• [Problem requirements] Drop all images and give the records again exactly.

[Dataset records]
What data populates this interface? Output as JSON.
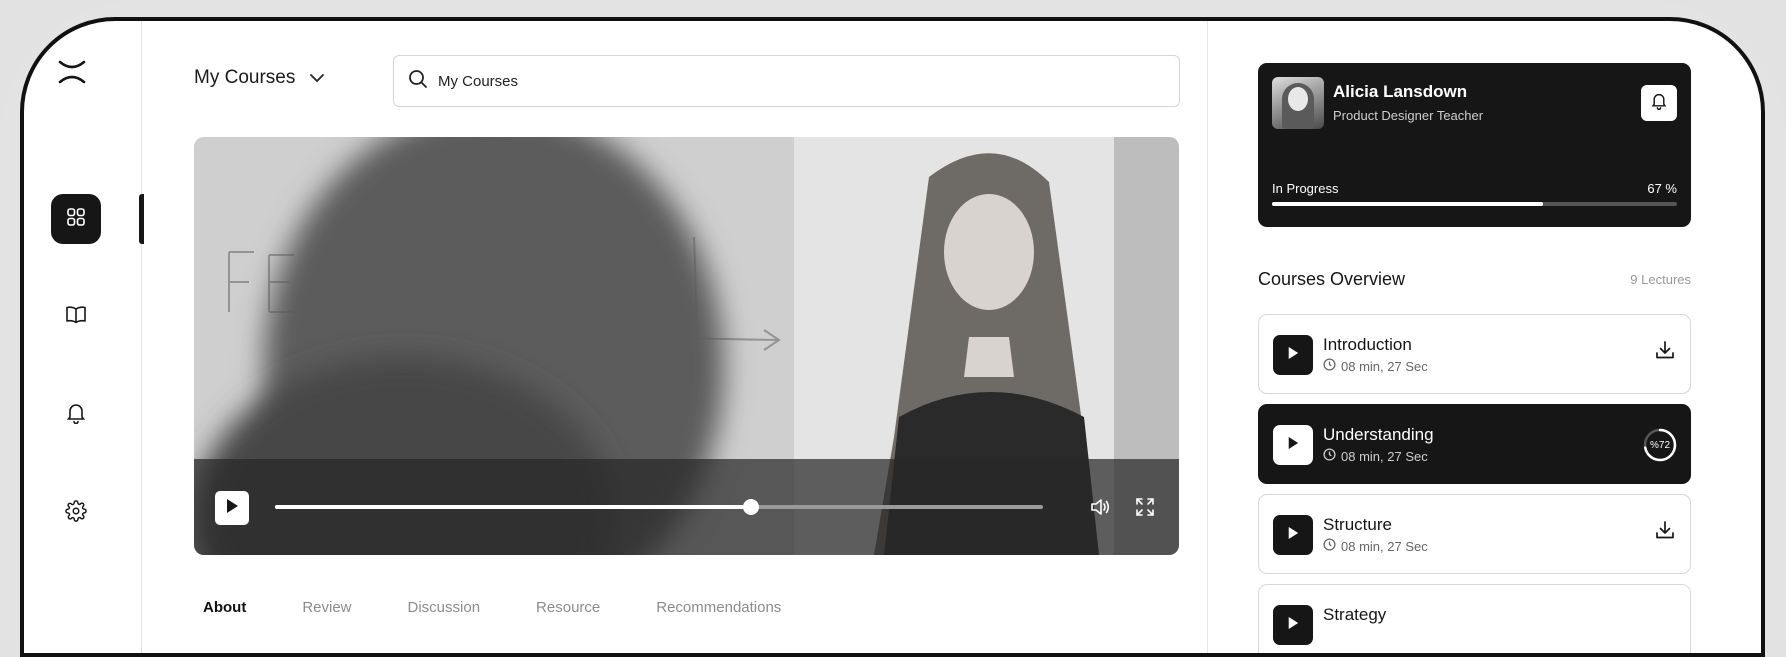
{
  "header": {
    "title": "My Courses"
  },
  "search": {
    "value": "My Courses"
  },
  "video": {
    "progress_percent": 62
  },
  "tabs": [
    {
      "label": "About",
      "active": true
    },
    {
      "label": "Review",
      "active": false
    },
    {
      "label": "Discussion",
      "active": false
    },
    {
      "label": "Resource",
      "active": false
    },
    {
      "label": "Recommendations",
      "active": false
    }
  ],
  "profile": {
    "name": "Alicia Lansdown",
    "role": "Product Designer Teacher",
    "progress_label": "In Progress",
    "progress_text": "67 %",
    "progress_percent": 67
  },
  "overview": {
    "title": "Courses Overview",
    "count": "9 Lectures",
    "items": [
      {
        "title": "Introduction",
        "duration": "08 min, 27 Sec",
        "state": "download"
      },
      {
        "title": "Understanding",
        "duration": "08 min, 27 Sec",
        "state": "active",
        "percent_text": "%72",
        "percent": 72
      },
      {
        "title": "Structure",
        "duration": "08 min, 27 Sec",
        "state": "download"
      },
      {
        "title": "Strategy",
        "duration": "",
        "state": "download"
      }
    ]
  }
}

• [Solved exercise]
What data populates this interface? Output as JSON.
{
  "header": {
    "title": "My Courses"
  },
  "search": {
    "value": "My Courses"
  },
  "video": {
    "progress_percent": 62
  },
  "tabs": [
    {
      "label": "About",
      "active": true
    },
    {
      "label": "Review",
      "active": false
    },
    {
      "label": "Discussion",
      "active": false
    },
    {
      "label": "Resource",
      "active": false
    },
    {
      "label": "Recommendations",
      "active": false
    }
  ],
  "profile": {
    "name": "Alicia Lansdown",
    "role": "Product Designer Teacher",
    "progress_label": "In Progress",
    "progress_text": "67 %",
    "progress_percent": 67
  },
  "overview": {
    "title": "Courses Overview",
    "count": "9 Lectures",
    "items": [
      {
        "title": "Introduction",
        "duration": "08 min, 27 Sec",
        "state": "download"
      },
      {
        "title": "Understanding",
        "duration": "08 min, 27 Sec",
        "state": "active",
        "percent_text": "%72",
        "percent": 72
      },
      {
        "title": "Structure",
        "duration": "08 min, 27 Sec",
        "state": "download"
      },
      {
        "title": "Strategy",
        "duration": "",
        "state": "download"
      }
    ]
  }
}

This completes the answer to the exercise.